(Saved entries)
::::::
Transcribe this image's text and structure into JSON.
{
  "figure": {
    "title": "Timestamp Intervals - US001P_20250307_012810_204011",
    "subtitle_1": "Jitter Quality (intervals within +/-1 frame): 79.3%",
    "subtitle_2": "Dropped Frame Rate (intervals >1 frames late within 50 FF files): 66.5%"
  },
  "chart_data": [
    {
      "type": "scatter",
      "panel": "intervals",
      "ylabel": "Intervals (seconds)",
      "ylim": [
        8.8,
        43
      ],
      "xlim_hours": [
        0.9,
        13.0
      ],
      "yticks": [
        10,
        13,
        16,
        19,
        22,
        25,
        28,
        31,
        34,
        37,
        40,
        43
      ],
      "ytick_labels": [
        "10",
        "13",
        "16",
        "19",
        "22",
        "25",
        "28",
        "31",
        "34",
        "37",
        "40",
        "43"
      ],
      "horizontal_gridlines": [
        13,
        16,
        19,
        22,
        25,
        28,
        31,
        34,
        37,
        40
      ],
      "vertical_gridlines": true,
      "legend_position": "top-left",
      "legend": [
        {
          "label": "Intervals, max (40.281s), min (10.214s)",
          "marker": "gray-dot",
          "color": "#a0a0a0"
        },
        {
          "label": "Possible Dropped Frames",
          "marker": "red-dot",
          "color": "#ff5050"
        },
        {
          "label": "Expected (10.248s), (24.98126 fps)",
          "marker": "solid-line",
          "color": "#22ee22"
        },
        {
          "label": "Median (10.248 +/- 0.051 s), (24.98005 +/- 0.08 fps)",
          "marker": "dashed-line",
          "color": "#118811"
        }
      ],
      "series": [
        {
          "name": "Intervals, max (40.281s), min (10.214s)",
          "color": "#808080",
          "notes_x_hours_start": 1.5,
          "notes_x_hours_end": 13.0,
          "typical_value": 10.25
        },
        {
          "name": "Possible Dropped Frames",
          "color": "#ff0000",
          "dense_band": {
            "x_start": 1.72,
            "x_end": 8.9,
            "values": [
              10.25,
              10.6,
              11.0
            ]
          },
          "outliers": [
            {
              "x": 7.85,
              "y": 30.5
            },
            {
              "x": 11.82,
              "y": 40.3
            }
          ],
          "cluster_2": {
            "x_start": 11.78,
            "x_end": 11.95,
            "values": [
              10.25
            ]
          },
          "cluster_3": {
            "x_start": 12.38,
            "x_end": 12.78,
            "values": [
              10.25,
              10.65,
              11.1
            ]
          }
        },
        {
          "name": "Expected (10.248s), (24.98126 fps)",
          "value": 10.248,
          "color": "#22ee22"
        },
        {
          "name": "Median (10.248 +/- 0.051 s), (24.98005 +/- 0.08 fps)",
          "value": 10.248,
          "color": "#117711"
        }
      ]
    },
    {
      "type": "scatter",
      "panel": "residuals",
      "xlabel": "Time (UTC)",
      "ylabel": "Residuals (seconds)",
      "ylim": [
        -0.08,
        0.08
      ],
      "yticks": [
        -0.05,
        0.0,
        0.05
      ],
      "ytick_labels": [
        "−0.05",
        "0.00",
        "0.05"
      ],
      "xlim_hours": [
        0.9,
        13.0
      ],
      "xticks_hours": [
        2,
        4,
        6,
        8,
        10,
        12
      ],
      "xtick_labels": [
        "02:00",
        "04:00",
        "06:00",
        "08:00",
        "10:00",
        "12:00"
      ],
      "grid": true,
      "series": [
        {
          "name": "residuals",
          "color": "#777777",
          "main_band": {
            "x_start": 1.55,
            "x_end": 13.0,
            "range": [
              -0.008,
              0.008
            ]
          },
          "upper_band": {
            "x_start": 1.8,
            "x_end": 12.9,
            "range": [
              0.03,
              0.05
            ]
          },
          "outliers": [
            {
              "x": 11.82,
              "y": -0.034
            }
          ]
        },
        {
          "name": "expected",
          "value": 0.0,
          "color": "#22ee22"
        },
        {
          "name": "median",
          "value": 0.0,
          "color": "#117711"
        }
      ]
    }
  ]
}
::::::
## Work to complete
Repeat every line of the material exactly as given.

## Solution to this exercise
Transcribe this image's text and structure into JSON.
{
  "figure": {
    "title": "Timestamp Intervals - US001P_20250307_012810_204011",
    "subtitle_1": "Jitter Quality (intervals within +/-1 frame): 79.3%",
    "subtitle_2": "Dropped Frame Rate (intervals >1 frames late within 50 FF files): 66.5%"
  },
  "chart_data": [
    {
      "type": "scatter",
      "panel": "intervals",
      "ylabel": "Intervals (seconds)",
      "ylim": [
        8.8,
        43
      ],
      "xlim_hours": [
        0.9,
        13.0
      ],
      "yticks": [
        10,
        13,
        16,
        19,
        22,
        25,
        28,
        31,
        34,
        37,
        40,
        43
      ],
      "ytick_labels": [
        "10",
        "13",
        "16",
        "19",
        "22",
        "25",
        "28",
        "31",
        "34",
        "37",
        "40",
        "43"
      ],
      "horizontal_gridlines": [
        13,
        16,
        19,
        22,
        25,
        28,
        31,
        34,
        37,
        40
      ],
      "vertical_gridlines": true,
      "legend_position": "top-left",
      "legend": [
        {
          "label": "Intervals, max (40.281s), min (10.214s)",
          "marker": "gray-dot",
          "color": "#a0a0a0"
        },
        {
          "label": "Possible Dropped Frames",
          "marker": "red-dot",
          "color": "#ff5050"
        },
        {
          "label": "Expected (10.248s), (24.98126 fps)",
          "marker": "solid-line",
          "color": "#22ee22"
        },
        {
          "label": "Median (10.248 +/- 0.051 s), (24.98005 +/- 0.08 fps)",
          "marker": "dashed-line",
          "color": "#118811"
        }
      ],
      "series": [
        {
          "name": "Intervals, max (40.281s), min (10.214s)",
          "color": "#808080",
          "notes_x_hours_start": 1.5,
          "notes_x_hours_end": 13.0,
          "typical_value": 10.25
        },
        {
          "name": "Possible Dropped Frames",
          "color": "#ff0000",
          "dense_band": {
            "x_start": 1.72,
            "x_end": 8.9,
            "values": [
              10.25,
              10.6,
              11.0
            ]
          },
          "outliers": [
            {
              "x": 7.85,
              "y": 30.5
            },
            {
              "x": 11.82,
              "y": 40.3
            }
          ],
          "cluster_2": {
            "x_start": 11.78,
            "x_end": 11.95,
            "values": [
              10.25
            ]
          },
          "cluster_3": {
            "x_start": 12.38,
            "x_end": 12.78,
            "values": [
              10.25,
              10.65,
              11.1
            ]
          }
        },
        {
          "name": "Expected (10.248s), (24.98126 fps)",
          "value": 10.248,
          "color": "#22ee22"
        },
        {
          "name": "Median (10.248 +/- 0.051 s), (24.98005 +/- 0.08 fps)",
          "value": 10.248,
          "color": "#117711"
        }
      ]
    },
    {
      "type": "scatter",
      "panel": "residuals",
      "xlabel": "Time (UTC)",
      "ylabel": "Residuals (seconds)",
      "ylim": [
        -0.08,
        0.08
      ],
      "yticks": [
        -0.05,
        0.0,
        0.05
      ],
      "ytick_labels": [
        "−0.05",
        "0.00",
        "0.05"
      ],
      "xlim_hours": [
        0.9,
        13.0
      ],
      "xticks_hours": [
        2,
        4,
        6,
        8,
        10,
        12
      ],
      "xtick_labels": [
        "02:00",
        "04:00",
        "06:00",
        "08:00",
        "10:00",
        "12:00"
      ],
      "grid": true,
      "series": [
        {
          "name": "residuals",
          "color": "#777777",
          "main_band": {
            "x_start": 1.55,
            "x_end": 13.0,
            "range": [
              -0.008,
              0.008
            ]
          },
          "upper_band": {
            "x_start": 1.8,
            "x_end": 12.9,
            "range": [
              0.03,
              0.05
            ]
          },
          "outliers": [
            {
              "x": 11.82,
              "y": -0.034
            }
          ]
        },
        {
          "name": "expected",
          "value": 0.0,
          "color": "#22ee22"
        },
        {
          "name": "median",
          "value": 0.0,
          "color": "#117711"
        }
      ]
    }
  ]
}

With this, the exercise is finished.